* _Korte opdracht A_: Schrijf uit de tekst over de btw-verhoging op beeldende kunst letterlijk het stuk over van "Eiser betoogde dat" tot en met "bij het EVRM.".
* _Korte opdracht B_: Stemmen deze beweringen overeen met de tekst over de btw-verhoging op beeldende kunst? (i) Eiser verkocht het kunstwerk in december 2010 voor € 8.500. (ii) De wetswijziging verlaagde het tarief naar 19%. (iii) De rechtbank verklaarde het beroep gegrond. Antwoord per bewering met ja of nee en citeer de woorden uit de tekst die de doorslag geven.

* _Geëxtraheerde tekst_:
********************
ECLI:NL:RBSGR:2012:BW0349

Rechtbank 's-Gravenhage

Datum uitspraak
15 maart 2012
Publicatiedatum
5 april 2013
Zaaknummer
AWB 11/8025
Instantie
Rechtbank 's-Gravenhage
Type
Uitspraak
Rechtsgebied
Bestuursrecht; Belastingrecht
Procedures
  • Eerste aanleg - enkelvoudig
Rechters
Vindplaatsen
  • Rechtspraak.nl
AI samenvatting door LexboostAutomatisch gegenereerd

Omzetbelasting en verhoging BTW-tarief beeldende kunst zonder overgangsregeling

In deze zaak, behandeld door de Rechtbank 's-Gravenhage op 15 maart 2012, staat de verhoging van het BTW-tarief op beeldende kunst per 1 januari 2011 centraal. Eiser, een beeldend kunstenaar, had in december 2010 een kunstwerk verkocht voor € 8.500, met de levering op 3 januari 2011. Hij diende zijn aangifte omzetbelasting in volgens het nieuwe, hogere tarief, maar maakte bezwaar tegen deze voldoening. De inspecteur van de Belastingdienst wees het bezwaar af, wat leidde tot deze rechtszaak.

Eiser betoogde dat de wetswijziging, die het tarief verhoogde naar 19%, onverbindend verklaard moest worden. Hij stelde dat de wijziging zo snel was doorgevoerd dat hij niet in staat was zijn prijzen aan te passen, waardoor de hogere belasting voor zijn rekening kwam. Hij voerde aan dat dit in strijd was met het zorgvuldigheidsbeginsel, het rechtszekerheidsbeginsel en het gelijkheidsbeginsel, alsook met artikel 1 van het Eerste Protocol bij het EVRM.

De rechtbank overwoog dat artikel 120 van de Grondwet de rechter verbiedt om de grondwettigheid van wetten te toetsen aan algemene rechtsbeginselen. Dit betekent dat de rechter niet kan ingaan op de argumenten van eiser met betrekking tot de rechtsbeginselen. Wat betreft het beroep op het EVRM, stelde de rechtbank vast dat belastingheffing als regulering van eigendom wordt beschouwd. De rechtbank concludeerde dat eiser, volgens artikel 52 van de Wet op de omzetbelasting 1968, de meer verschuldigde omzetbelasting op zijn afnemer kan verhalen. De rechtbank oordeelde dat de individuele last die eiser ervoer niet voortkwam uit de tariefwijziging, maar uit zijn keuze om zich niet op artikel 52 te beroepen. Uiteindelijk verklaarde de rechtbank het beroep ongegrond en wees een proceskostenveroordeling af.
********************
* _Ruwe gegevens_:

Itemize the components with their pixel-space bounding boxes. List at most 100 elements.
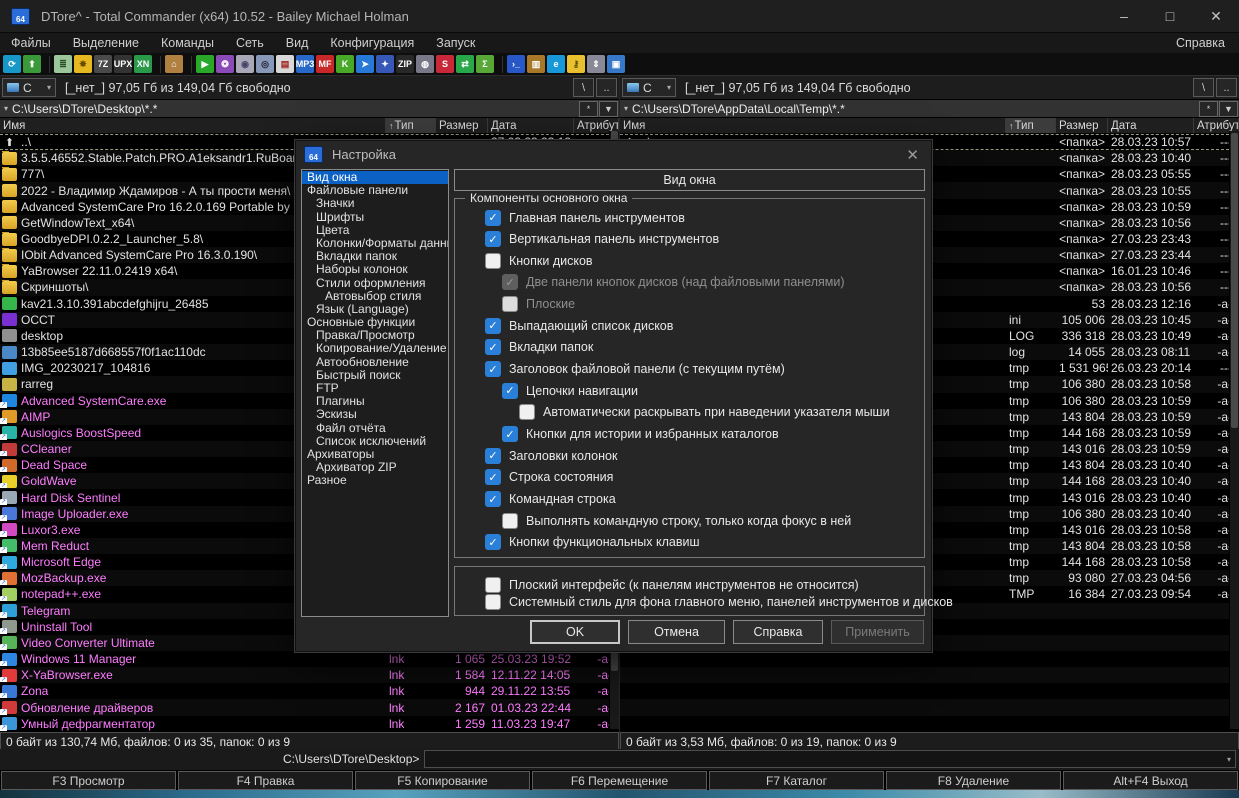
f7-mkdir-button[interactable]: F7 Каталог <box>709 771 884 790</box>
chevron-down-icon[interactable]: ▾ <box>1227 755 1235 764</box>
settings-tree-item[interactable]: Плагины <box>302 395 448 408</box>
checkbox[interactable]: ✓ <box>502 426 518 442</box>
checkbox[interactable] <box>519 404 535 420</box>
help-button[interactable]: Справка <box>733 620 823 644</box>
menu-item-Выделение[interactable]: Выделение <box>62 36 150 50</box>
fan-icon[interactable]: ✦ <box>376 55 394 73</box>
key-search-icon[interactable]: ⚷ <box>567 55 585 73</box>
scrollbar-thumb[interactable] <box>1231 133 1238 428</box>
file-row[interactable]: ↗Умный дефрагментаторlnk1 25911.03.23 19… <box>0 716 619 732</box>
checkbox[interactable]: ✓ <box>485 361 501 377</box>
left-root-button[interactable]: \ <box>573 78 594 97</box>
checkbox[interactable] <box>502 296 518 312</box>
cancel-button[interactable]: Отмена <box>628 620 725 644</box>
sync-icon[interactable]: ⇄ <box>456 55 474 73</box>
xnview-icon[interactable]: XN <box>134 55 152 73</box>
file-row[interactable] <box>620 683 1239 699</box>
checkbox[interactable]: ✓ <box>502 383 518 399</box>
sfx-7z-icon[interactable]: 7Z <box>94 55 112 73</box>
settings-tree-item[interactable]: Вид окна <box>302 171 448 184</box>
s-red-icon[interactable]: S <box>436 55 454 73</box>
folder-up-icon[interactable]: ⬆ <box>23 55 41 73</box>
altf4-exit-button[interactable]: Alt+F4 Выход <box>1063 771 1238 790</box>
right-history-button[interactable]: ▼ <box>1219 101 1238 117</box>
settings-tree-item[interactable]: Правка/Просмотр <box>302 329 448 342</box>
checkbox[interactable]: ✓ <box>485 231 501 247</box>
settings-tree-item[interactable]: Язык (Language) <box>302 303 448 316</box>
monitor-icon[interactable]: ▣ <box>607 55 625 73</box>
mf-icon[interactable]: MF <box>316 55 334 73</box>
menu-item-Запуск[interactable]: Запуск <box>425 36 486 50</box>
column-header-Дата[interactable]: Дата <box>1108 118 1194 133</box>
checkbox[interactable] <box>485 253 501 269</box>
f5-copy-button[interactable]: F5 Копирование <box>355 771 530 790</box>
left-drive-selector[interactable]: C ▾ <box>2 78 56 97</box>
settings-sun-icon[interactable]: ✸ <box>74 55 92 73</box>
right-favorites-button[interactable]: * <box>1199 101 1218 117</box>
powershell-icon[interactable]: ›_ <box>507 55 525 73</box>
checkbox[interactable] <box>485 594 501 610</box>
dvd-icon[interactable]: ◎ <box>256 55 274 73</box>
right-scrollbar[interactable] <box>1229 131 1239 729</box>
settings-tree-item[interactable]: Цвета <box>302 224 448 237</box>
settings-tree-item[interactable]: Наборы колонок <box>302 263 448 276</box>
settings-tree-item[interactable]: Автообновление <box>302 356 448 369</box>
file-row[interactable] <box>620 667 1239 683</box>
settings-tree-item[interactable]: Архиватор ZIP <box>302 461 448 474</box>
file-row[interactable]: ↗Обновление драйверовlnk2 16701.03.23 22… <box>0 699 619 715</box>
column-header-Размер[interactable]: Размер <box>1056 118 1108 133</box>
f6-move-button[interactable]: F6 Перемещение <box>532 771 707 790</box>
k-lite-icon[interactable]: K <box>336 55 354 73</box>
menu-item-Сеть[interactable]: Сеть <box>225 36 275 50</box>
settings-tree-item[interactable]: Шрифты <box>302 211 448 224</box>
right-up-button[interactable]: .. <box>1216 78 1237 97</box>
column-header-Дата[interactable]: Дата <box>488 118 574 133</box>
command-input[interactable]: ▾ <box>424 750 1236 768</box>
checkbox[interactable]: ✓ <box>485 210 501 226</box>
dialog-close-icon[interactable]: ✕ <box>906 146 919 164</box>
cd-icon[interactable]: ◉ <box>236 55 254 73</box>
mp3-tag-icon[interactable]: MP3 <box>296 55 314 73</box>
settings-tree-item[interactable]: Автовыбор стиля <box>302 290 448 303</box>
settings-tree-item[interactable]: Эскизы <box>302 408 448 421</box>
right-path-bar[interactable]: ▾ C:\Users\DTore\AppData\Local\Temp\*.* … <box>620 100 1239 118</box>
column-header-Тип[interactable]: ↑Тип <box>386 118 436 133</box>
minimize-button[interactable]: – <box>1101 0 1147 32</box>
checkbox[interactable]: ✓ <box>485 534 501 550</box>
discs-icon[interactable]: ◍ <box>416 55 434 73</box>
left-path-bar[interactable]: ▾ C:\Users\DTore\Desktop\*.* * ▼ <box>0 100 619 118</box>
left-history-button[interactable]: ▼ <box>599 101 618 117</box>
checkbox[interactable] <box>502 513 518 529</box>
file-row[interactable]: ↗Zonalnk94429.11.22 13:55-a-- <box>0 683 619 699</box>
dialog-titlebar[interactable]: 64 Настройка ✕ <box>296 141 931 168</box>
filmstrip-icon[interactable]: ▤ <box>276 55 294 73</box>
left-favorites-button[interactable]: * <box>579 101 598 117</box>
sigma-icon[interactable]: Σ <box>476 55 494 73</box>
checkbox[interactable]: ✓ <box>485 339 501 355</box>
column-header-Тип[interactable]: ↑Тип <box>1006 118 1056 133</box>
column-header-Имя[interactable]: Имя <box>620 118 1006 133</box>
settings-tree-item[interactable]: Файл отчёта <box>302 422 448 435</box>
menu-item-Файлы[interactable]: Файлы <box>0 36 62 50</box>
ok-button[interactable]: OK <box>530 620 620 644</box>
file-row[interactable]: ↗X-YaBrowser.exelnk1 58412.11.22 14:05-a… <box>0 667 619 683</box>
left-up-button[interactable]: .. <box>596 78 617 97</box>
f4-edit-button[interactable]: F4 Правка <box>178 771 353 790</box>
usb-icon[interactable]: ⇕ <box>587 55 605 73</box>
file-row[interactable]: ↗Windows 11 Managerlnk1 06525.03.23 19:5… <box>0 651 619 667</box>
checkbox[interactable]: ✓ <box>485 448 501 464</box>
zip-tv-icon[interactable]: ZIP <box>396 55 414 73</box>
settings-tree-item[interactable]: Вкладки папок <box>302 250 448 263</box>
blue-arrow-icon[interactable]: ➤ <box>356 55 374 73</box>
settings-tree-item[interactable]: Копирование/Удаление <box>302 342 448 355</box>
settings-tree-item[interactable]: Основные функции <box>302 316 448 329</box>
refresh-icon[interactable]: ⟳ <box>3 55 21 73</box>
f8-delete-button[interactable]: F8 Удаление <box>886 771 1061 790</box>
settings-tree-item[interactable]: FTP <box>302 382 448 395</box>
file-row[interactable] <box>620 651 1239 667</box>
apply-button[interactable]: Применить <box>831 620 924 644</box>
settings-tree-item[interactable]: Значки <box>302 197 448 210</box>
exit-door-icon[interactable]: ⌂ <box>165 55 183 73</box>
settings-tree-item[interactable]: Колонки/Форматы данных <box>302 237 448 250</box>
right-root-button[interactable]: \ <box>1193 78 1214 97</box>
********************
* _Juist antwoord A_:
Eiser betoogde dat de wetswijziging, die het tarief verhoogde naar 19%, onverbindend verklaard moest worden. Hij stelde dat de wijziging zo snel was doorgevoerd dat hij niet in staat was zijn prijzen aan te passen, waardoor de hogere belasting voor zijn rekening kwam. Hij voerde aan dat dit in strijd was met het zorgvuldigheidsbeginsel, het rechtszekerheidsbeginsel en het gelijkheidsbeginsel, alsook met artikel 1 van het Eerste Protocol bij het EVRM.

* _Juist antwoord B_:
(i) Ja: "Eiser, een beeldend kunstenaar, had in december 2010 een kunstwerk verkocht voor € 8.500".
(ii) Nee: "de wetswijziging, die het tarief verhoogde naar 19%".
(iii) Nee: "Uiteindelijk verklaarde de rechtbank het beroep ongegrond".